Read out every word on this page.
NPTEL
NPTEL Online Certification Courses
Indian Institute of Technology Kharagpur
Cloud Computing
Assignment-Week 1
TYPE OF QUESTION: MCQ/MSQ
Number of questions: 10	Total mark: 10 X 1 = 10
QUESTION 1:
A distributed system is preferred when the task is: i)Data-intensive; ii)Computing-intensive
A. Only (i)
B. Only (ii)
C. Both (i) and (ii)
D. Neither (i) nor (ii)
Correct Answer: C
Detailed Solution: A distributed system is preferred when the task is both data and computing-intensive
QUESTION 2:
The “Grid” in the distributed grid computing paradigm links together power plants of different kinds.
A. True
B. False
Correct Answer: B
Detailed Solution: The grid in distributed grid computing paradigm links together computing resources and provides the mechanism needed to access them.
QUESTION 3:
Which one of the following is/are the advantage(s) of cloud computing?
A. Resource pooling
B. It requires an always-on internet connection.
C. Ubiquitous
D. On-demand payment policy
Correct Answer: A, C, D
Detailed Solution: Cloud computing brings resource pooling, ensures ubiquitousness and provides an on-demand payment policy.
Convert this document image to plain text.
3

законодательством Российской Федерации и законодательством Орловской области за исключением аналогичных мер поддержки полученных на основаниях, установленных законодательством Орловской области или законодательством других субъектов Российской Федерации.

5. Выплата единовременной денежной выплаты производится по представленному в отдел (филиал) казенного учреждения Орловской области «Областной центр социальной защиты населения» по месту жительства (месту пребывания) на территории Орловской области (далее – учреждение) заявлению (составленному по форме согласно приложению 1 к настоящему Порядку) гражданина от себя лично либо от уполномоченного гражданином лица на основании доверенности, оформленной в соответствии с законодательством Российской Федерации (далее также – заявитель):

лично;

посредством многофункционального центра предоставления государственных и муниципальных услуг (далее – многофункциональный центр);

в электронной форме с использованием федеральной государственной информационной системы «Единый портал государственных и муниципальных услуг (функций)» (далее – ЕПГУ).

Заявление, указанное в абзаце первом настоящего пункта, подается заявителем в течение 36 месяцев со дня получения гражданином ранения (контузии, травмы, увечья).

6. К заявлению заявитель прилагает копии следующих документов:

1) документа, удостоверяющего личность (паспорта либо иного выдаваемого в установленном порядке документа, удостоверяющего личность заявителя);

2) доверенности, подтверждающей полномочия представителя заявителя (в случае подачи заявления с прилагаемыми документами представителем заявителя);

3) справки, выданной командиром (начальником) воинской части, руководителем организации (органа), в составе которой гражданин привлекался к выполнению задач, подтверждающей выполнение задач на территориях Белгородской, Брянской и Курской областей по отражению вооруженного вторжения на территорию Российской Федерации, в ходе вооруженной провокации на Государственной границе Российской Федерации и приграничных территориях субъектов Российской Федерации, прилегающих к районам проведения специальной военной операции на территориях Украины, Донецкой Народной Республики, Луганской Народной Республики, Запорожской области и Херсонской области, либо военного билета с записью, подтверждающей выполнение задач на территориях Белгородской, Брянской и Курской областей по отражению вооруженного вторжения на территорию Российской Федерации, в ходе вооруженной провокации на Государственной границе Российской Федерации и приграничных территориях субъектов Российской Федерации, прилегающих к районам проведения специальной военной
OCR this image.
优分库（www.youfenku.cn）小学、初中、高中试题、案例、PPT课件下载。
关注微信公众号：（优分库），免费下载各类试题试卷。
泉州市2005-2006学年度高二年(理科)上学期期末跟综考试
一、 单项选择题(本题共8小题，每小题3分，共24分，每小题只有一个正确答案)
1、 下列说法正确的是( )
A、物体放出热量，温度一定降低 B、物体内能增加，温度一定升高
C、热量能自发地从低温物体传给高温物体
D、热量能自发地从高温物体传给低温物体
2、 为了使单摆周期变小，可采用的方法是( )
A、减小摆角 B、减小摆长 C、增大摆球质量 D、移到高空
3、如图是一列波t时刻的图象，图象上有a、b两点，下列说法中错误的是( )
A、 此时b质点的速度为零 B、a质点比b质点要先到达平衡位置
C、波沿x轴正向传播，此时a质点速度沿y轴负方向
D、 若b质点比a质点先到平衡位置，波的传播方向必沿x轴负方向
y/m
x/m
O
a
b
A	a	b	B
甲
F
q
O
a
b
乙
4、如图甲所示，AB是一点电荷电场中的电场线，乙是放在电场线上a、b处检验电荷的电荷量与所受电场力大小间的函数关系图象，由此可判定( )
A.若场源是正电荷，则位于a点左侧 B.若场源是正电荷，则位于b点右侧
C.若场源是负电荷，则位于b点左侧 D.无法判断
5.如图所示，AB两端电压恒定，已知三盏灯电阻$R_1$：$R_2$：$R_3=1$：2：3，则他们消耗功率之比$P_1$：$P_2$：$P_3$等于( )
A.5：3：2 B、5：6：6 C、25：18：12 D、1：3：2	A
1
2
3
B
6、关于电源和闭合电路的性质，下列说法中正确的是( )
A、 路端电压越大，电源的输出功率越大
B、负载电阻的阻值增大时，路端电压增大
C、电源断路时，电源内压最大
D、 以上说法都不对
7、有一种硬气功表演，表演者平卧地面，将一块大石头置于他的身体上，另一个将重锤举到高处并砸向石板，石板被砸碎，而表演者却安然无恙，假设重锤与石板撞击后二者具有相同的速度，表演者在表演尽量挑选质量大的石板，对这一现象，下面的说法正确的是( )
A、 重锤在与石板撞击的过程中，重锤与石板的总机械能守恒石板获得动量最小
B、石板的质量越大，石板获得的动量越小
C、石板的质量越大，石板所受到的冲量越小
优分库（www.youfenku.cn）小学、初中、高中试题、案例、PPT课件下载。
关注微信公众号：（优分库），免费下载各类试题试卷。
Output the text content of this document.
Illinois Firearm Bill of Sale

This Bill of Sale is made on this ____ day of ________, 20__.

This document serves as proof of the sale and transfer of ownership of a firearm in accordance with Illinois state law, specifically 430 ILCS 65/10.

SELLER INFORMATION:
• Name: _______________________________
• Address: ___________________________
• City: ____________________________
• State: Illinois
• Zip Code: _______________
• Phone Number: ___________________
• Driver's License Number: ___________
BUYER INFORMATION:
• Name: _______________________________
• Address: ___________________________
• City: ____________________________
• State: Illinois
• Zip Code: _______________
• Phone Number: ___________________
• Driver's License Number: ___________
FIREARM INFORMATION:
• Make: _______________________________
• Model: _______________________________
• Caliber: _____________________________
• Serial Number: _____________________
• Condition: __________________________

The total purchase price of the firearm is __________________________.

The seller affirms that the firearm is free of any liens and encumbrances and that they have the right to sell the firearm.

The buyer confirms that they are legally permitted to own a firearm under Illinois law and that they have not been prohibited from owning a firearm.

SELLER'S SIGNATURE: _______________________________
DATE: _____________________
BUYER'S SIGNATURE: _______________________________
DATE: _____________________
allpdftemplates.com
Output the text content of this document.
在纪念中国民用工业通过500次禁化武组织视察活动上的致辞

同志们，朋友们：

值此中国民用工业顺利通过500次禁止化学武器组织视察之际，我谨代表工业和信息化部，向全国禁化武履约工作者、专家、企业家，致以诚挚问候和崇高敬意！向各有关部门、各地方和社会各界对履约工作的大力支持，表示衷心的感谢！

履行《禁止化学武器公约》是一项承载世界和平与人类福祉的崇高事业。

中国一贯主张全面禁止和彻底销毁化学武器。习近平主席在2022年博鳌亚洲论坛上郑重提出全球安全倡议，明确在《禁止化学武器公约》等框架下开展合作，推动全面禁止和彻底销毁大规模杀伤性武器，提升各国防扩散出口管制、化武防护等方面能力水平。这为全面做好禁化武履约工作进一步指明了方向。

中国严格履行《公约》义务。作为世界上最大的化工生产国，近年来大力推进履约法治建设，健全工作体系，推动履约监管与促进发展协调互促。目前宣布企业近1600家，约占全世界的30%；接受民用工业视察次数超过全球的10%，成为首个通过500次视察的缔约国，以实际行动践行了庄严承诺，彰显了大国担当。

AIM:
Each line that has the word "石板的质量越大" should be copied.

EXPECTED ANSWER:
B、石板的质量越大，石板获得的动量越小
C、石板的质量越大，石板所受到的冲量越小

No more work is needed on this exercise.